Aim. What is the number of lines in the entries below that include the word "JSON"? Provide the number only.

Data extract.
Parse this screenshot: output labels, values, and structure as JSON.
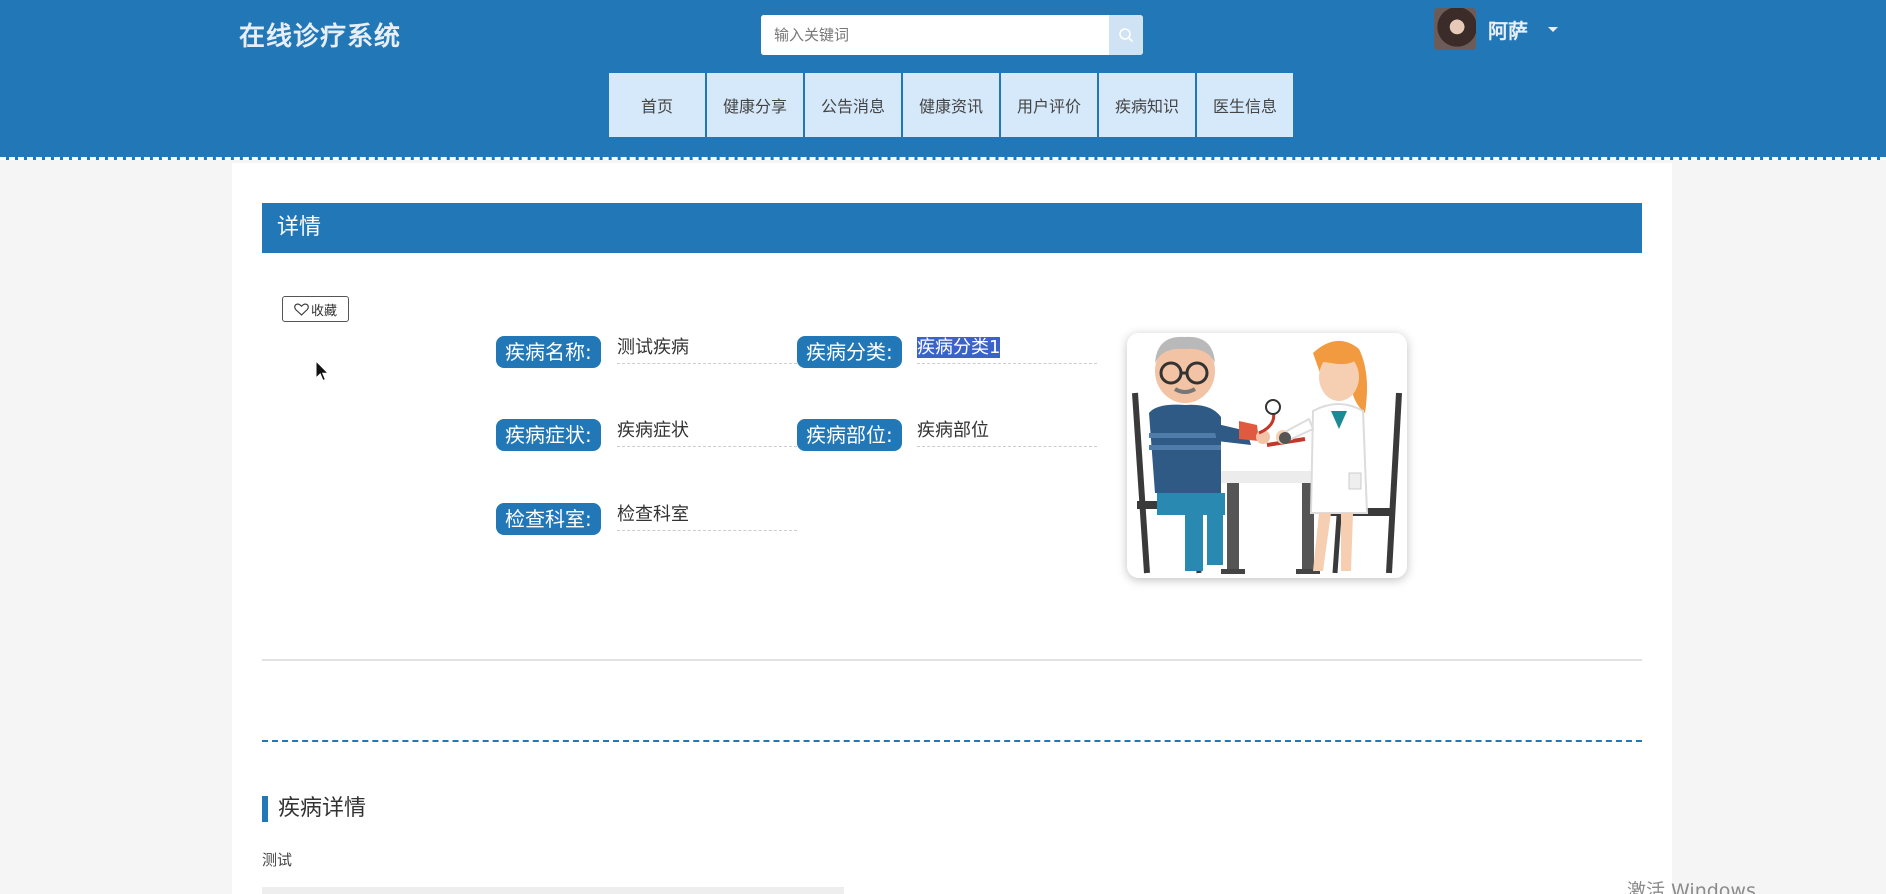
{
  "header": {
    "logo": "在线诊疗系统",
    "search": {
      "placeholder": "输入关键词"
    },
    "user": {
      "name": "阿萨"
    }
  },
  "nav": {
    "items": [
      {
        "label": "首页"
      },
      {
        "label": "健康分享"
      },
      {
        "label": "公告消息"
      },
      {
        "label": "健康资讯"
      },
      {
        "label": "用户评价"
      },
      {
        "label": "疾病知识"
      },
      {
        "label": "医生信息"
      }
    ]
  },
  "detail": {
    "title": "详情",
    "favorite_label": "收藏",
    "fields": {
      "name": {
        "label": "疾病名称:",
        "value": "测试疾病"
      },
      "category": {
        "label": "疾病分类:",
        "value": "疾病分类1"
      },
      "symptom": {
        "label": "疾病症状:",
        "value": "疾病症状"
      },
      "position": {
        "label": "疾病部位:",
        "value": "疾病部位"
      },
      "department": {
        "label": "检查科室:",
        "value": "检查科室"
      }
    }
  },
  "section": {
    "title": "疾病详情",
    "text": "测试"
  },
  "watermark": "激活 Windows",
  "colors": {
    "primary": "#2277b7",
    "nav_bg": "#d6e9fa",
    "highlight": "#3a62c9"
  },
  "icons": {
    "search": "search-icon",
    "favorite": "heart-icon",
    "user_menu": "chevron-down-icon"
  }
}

* * *

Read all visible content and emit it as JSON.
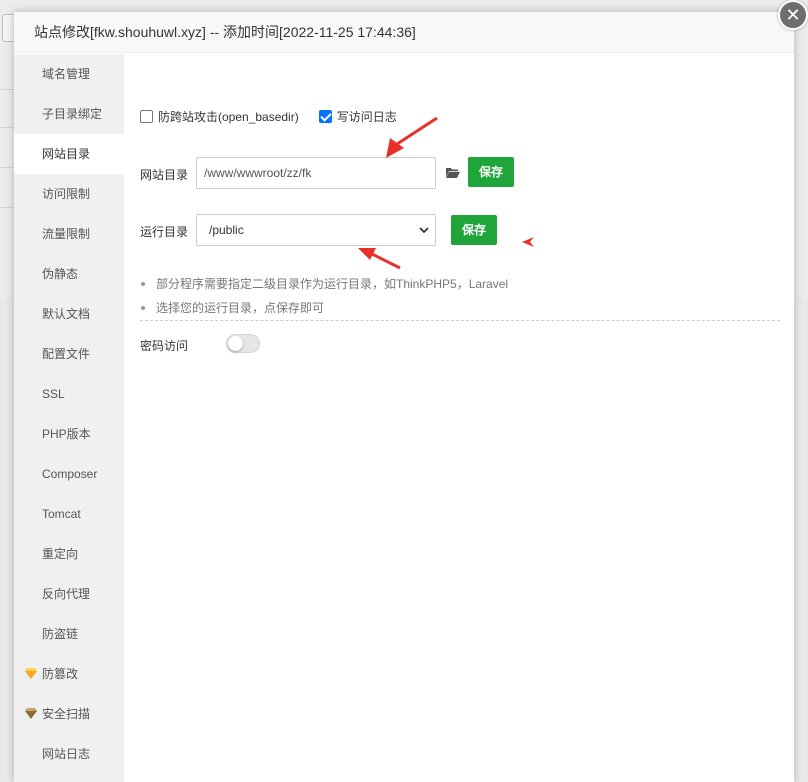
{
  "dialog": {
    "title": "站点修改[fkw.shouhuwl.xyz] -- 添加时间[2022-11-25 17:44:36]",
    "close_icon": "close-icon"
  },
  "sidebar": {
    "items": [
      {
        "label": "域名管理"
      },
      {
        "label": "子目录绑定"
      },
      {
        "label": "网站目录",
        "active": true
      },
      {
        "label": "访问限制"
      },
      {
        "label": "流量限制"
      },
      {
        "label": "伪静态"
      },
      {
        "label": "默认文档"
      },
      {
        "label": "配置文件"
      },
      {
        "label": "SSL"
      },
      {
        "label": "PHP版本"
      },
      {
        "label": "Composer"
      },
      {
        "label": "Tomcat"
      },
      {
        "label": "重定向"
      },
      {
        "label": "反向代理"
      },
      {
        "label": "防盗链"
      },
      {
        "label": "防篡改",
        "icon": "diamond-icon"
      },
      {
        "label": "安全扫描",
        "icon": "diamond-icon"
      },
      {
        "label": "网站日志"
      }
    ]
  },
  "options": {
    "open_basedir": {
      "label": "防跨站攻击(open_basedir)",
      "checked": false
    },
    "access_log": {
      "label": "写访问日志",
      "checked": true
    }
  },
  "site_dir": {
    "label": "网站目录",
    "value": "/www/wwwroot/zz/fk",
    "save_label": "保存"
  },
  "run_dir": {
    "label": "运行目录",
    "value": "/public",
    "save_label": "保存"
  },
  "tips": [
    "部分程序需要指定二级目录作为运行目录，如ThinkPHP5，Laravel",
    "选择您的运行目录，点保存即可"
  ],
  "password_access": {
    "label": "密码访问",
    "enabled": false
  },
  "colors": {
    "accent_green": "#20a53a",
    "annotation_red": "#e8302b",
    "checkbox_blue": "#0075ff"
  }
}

Written answer. 2